▸ Exercise aim
Recast the records as a JSON list of strings, one string per line, starting at the line containing "y-tick-label: 20: [68, 132, 82, 147]" and running through the end of the records, with both ends included and blank lines omitted. Leave the pictures out of the answer.

____________

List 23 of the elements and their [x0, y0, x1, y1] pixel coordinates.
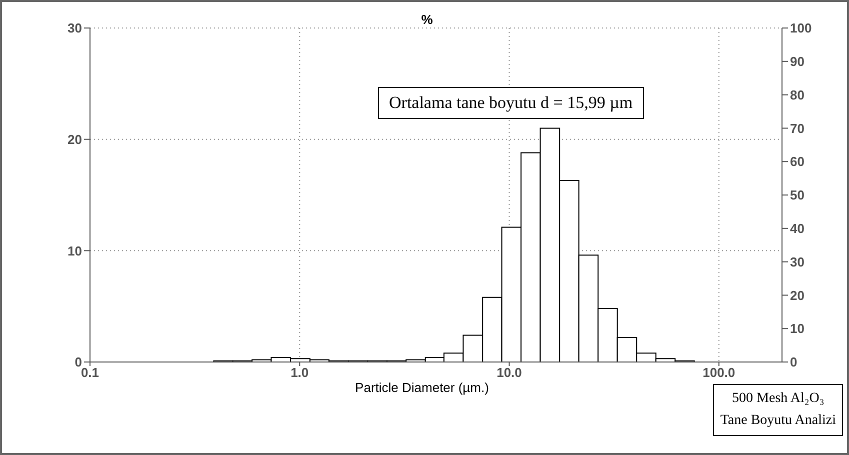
y-tick-label: 20: [68, 132, 82, 147]
y2-tick-label: 70: [790, 120, 804, 136]
y2-tick-label: 100: [790, 20, 812, 36]
x-tick-label: 1.0: [290, 365, 309, 380]
y2-tick-label: 90: [790, 54, 804, 70]
y2-tick-label: 0: [790, 354, 798, 370]
y-tick-label: 30: [68, 20, 82, 36]
y2-tick-label: 30: [790, 254, 804, 270]
x-tick-label: 100.0: [702, 365, 736, 380]
y-tick-label: 10: [68, 243, 82, 258]
y2-tick-label: 80: [790, 87, 804, 102]
y2-tick-label: 60: [790, 154, 804, 170]
y2-tick-label: 40: [790, 221, 804, 236]
y-axis-title: %: [420, 12, 434, 27]
y2-tick-label: 20: [790, 288, 804, 303]
x-tick-label: 10.0: [496, 365, 522, 380]
x-axis-title: Particle Diameter (µm.): [354, 380, 490, 395]
y2-tick-label: 50: [790, 188, 804, 203]
x-tick-label: 0.1: [80, 365, 100, 380]
y-tick-label: 0: [74, 354, 82, 370]
text: 500 Mesh Al₂O₃ Tane Boyutu Analizi: [720, 390, 836, 430]
annotation: Ortalama tane boyutu d = 15,99 µm: [378, 87, 644, 119]
y2-tick-label: 10: [790, 321, 804, 336]
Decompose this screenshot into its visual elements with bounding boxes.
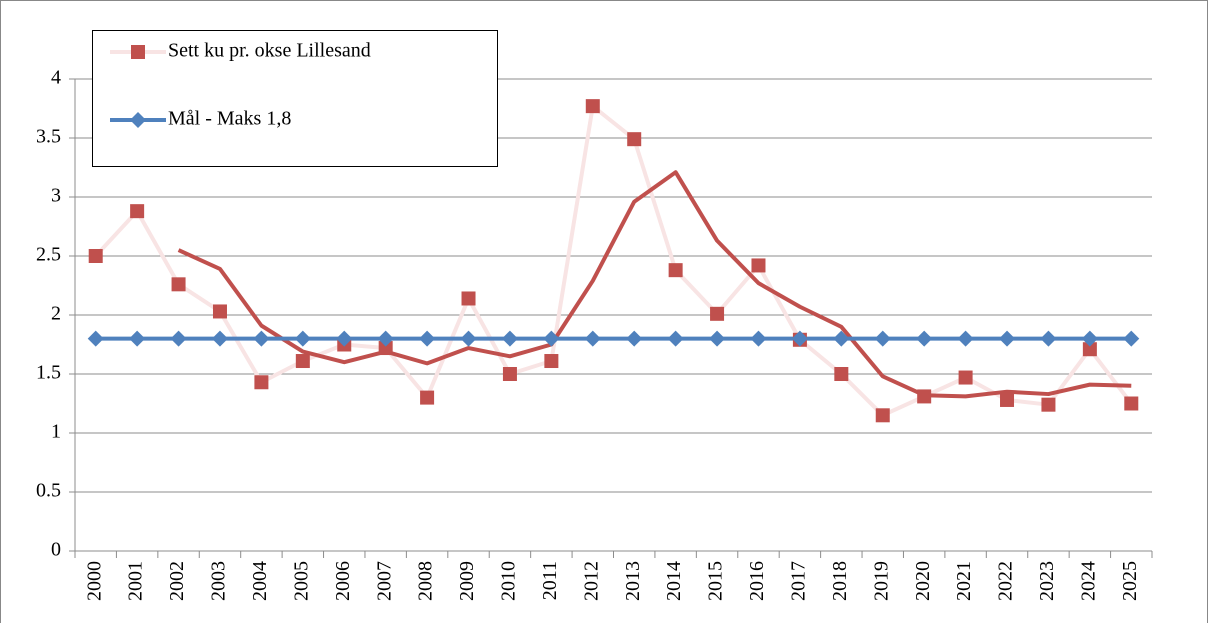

____________

▸ Final result
[
  "y-tick-label: 20: [68, 132, 82, 147]",
  "y2-tick-label: 70: [790, 120, 804, 136]",
  "y2-tick-label: 100: [790, 20, 812, 36]",
  "x-tick-label: 1.0: [290, 365, 309, 380]",
  "y2-tick-label: 90: [790, 54, 804, 70]",
  "y2-tick-label: 0: [790, 354, 798, 370]",
  "y-tick-label: 30: [68, 20, 82, 36]",
  "y2-tick-label: 30: [790, 254, 804, 270]",
  "x-tick-label: 100.0: [702, 365, 736, 380]",
  "y-tick-label: 10: [68, 243, 82, 258]",
  "y2-tick-label: 80: [790, 87, 804, 102]",
  "y2-tick-label: 60: [790, 154, 804, 170]",
  "y2-tick-label: 40: [790, 221, 804, 236]",
  "y-axis-title: %: [420, 12, 434, 27]",
  "y2-tick-label: 20: [790, 288, 804, 303]",
  "x-tick-label: 10.0: [496, 365, 522, 380]",
  "x-axis-title: Particle Diameter (µm.): [354, 380, 490, 395]",
  "y2-tick-label: 50: [790, 188, 804, 203]",
  "x-tick-label: 0.1: [80, 365, 100, 380]",
  "y-tick-label: 0: [74, 354, 82, 370]",
  "text: 500 Mesh Al₂O₃ Tane Boyutu Analizi: [720, 390, 836, 430]",
  "annotation: Ortalama tane boyutu d = 15,99 µm: [378, 87, 644, 119]",
  "y2-tick-label: 10: [790, 321, 804, 336]",
  "Decompose this screenshot into its visual elements with bounding boxes."
]